> **Exercise aim**
Collect each line holding the string "cable".
##### Supplied material
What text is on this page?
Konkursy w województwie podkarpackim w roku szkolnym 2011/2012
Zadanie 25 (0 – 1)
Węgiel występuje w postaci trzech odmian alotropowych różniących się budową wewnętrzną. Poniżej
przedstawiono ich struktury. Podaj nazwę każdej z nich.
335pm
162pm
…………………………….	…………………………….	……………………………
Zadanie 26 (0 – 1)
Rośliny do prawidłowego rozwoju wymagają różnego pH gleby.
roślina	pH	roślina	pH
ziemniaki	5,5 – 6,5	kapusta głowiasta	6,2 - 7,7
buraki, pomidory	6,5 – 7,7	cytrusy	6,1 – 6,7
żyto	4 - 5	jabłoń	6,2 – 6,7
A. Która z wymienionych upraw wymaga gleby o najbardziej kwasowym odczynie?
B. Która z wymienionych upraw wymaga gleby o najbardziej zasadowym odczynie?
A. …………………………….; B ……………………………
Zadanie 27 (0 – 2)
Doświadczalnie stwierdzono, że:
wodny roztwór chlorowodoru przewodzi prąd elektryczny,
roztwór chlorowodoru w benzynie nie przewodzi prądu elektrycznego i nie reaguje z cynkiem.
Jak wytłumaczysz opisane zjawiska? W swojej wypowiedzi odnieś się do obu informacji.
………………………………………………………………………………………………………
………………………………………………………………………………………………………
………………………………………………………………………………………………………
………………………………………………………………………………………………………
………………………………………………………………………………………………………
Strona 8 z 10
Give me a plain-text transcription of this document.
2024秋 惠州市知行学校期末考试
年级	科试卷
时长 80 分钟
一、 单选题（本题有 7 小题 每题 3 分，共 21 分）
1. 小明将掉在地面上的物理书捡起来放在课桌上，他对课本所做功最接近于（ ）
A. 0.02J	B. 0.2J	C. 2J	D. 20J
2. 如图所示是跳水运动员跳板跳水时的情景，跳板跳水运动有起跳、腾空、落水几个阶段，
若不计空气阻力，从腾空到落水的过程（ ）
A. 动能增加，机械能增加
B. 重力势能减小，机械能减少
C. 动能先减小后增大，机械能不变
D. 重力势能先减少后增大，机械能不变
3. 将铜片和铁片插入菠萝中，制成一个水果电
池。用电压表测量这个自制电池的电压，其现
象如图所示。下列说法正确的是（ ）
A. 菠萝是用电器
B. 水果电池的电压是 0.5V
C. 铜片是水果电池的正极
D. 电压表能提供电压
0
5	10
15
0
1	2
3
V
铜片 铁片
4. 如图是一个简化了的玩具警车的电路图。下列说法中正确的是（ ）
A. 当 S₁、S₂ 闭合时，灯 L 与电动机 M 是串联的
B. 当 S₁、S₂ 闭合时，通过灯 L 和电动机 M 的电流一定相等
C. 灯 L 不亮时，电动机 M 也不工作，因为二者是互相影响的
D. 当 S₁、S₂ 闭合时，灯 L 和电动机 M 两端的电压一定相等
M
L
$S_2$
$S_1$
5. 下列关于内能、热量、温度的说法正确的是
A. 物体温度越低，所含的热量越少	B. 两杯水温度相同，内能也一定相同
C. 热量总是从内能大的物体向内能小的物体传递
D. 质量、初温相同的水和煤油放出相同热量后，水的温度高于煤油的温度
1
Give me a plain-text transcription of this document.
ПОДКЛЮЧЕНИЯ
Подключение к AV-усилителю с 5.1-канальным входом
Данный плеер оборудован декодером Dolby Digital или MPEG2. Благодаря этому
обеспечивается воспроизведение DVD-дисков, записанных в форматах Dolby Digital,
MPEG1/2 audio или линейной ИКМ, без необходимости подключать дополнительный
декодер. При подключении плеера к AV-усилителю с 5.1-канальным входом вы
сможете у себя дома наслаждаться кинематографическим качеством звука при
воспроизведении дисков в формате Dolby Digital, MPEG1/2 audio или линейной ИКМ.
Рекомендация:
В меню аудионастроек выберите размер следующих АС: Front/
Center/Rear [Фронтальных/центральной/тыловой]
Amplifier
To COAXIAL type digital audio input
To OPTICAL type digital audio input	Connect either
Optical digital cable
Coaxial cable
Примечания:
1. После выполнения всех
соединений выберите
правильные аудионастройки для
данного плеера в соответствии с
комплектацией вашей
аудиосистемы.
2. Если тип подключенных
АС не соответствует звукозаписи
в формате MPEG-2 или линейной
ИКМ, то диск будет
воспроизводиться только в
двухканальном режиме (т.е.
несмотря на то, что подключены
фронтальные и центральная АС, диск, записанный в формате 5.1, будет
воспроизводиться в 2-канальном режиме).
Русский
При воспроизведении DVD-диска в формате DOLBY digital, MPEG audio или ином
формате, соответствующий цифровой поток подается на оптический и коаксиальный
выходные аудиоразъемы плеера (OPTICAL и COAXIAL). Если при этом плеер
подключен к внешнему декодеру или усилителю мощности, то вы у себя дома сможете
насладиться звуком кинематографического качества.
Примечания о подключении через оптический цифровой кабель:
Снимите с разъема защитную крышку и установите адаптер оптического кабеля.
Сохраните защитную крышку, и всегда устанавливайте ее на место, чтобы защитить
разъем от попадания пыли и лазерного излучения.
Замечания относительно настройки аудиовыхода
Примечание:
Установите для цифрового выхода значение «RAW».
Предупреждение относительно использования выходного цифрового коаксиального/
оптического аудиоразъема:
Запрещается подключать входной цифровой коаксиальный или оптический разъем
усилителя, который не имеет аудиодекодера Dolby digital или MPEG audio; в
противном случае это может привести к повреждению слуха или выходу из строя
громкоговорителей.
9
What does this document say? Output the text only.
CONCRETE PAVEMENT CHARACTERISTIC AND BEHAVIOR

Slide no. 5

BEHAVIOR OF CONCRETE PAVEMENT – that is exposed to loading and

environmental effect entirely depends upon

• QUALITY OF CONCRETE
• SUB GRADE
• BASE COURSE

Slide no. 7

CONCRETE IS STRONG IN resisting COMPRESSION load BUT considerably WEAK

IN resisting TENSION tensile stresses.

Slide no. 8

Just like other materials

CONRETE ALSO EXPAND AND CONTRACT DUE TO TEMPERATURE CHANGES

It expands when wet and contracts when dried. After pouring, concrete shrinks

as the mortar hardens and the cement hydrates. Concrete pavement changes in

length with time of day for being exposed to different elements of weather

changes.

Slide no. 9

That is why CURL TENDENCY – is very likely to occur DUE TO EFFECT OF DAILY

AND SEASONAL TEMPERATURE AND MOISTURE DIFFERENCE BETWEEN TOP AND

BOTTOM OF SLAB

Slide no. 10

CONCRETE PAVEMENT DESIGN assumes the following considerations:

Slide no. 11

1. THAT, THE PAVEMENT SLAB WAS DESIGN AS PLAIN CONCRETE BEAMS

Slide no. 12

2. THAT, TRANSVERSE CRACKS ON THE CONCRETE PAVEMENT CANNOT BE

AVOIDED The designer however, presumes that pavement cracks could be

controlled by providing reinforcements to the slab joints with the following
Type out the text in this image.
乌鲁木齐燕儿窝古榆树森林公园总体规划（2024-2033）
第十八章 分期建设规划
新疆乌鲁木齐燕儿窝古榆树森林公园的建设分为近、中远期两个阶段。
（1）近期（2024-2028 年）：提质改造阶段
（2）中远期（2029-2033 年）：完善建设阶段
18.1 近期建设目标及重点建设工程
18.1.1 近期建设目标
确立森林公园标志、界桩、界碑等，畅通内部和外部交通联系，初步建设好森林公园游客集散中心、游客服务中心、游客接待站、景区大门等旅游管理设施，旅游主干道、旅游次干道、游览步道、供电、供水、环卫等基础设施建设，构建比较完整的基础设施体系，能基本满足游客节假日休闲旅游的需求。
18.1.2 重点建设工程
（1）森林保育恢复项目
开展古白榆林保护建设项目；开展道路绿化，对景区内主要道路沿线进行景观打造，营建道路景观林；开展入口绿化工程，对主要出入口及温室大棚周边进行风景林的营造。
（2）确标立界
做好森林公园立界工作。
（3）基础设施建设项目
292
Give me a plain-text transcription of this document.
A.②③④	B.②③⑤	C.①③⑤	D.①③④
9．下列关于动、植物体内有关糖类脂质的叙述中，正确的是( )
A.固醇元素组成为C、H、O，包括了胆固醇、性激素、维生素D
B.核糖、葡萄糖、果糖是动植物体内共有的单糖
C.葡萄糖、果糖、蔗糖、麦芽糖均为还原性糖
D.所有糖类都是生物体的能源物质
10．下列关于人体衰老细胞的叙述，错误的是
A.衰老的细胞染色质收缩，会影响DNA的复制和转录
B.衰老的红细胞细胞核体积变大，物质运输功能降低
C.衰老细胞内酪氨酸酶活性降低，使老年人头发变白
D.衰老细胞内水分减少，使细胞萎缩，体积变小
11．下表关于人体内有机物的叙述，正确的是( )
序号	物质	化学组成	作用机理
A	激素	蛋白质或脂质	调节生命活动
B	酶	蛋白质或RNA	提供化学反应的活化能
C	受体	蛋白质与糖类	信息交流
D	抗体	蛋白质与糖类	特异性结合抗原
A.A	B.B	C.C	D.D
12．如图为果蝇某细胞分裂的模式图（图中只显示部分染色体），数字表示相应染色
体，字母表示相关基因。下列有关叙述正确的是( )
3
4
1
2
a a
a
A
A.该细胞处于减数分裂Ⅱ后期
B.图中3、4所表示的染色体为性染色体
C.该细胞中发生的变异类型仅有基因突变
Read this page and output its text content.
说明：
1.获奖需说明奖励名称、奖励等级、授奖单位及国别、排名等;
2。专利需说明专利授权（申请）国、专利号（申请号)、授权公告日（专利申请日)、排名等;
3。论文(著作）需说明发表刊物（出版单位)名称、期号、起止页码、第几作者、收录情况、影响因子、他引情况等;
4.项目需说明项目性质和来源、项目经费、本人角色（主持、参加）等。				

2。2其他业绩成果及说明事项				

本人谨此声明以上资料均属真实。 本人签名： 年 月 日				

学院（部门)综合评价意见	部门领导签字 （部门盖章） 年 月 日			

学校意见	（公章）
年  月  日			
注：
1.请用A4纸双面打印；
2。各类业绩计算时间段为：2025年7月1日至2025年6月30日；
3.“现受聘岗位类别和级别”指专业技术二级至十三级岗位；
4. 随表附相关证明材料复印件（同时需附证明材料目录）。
##########
> **Expected answer**
Optical digital cable
Coaxial cable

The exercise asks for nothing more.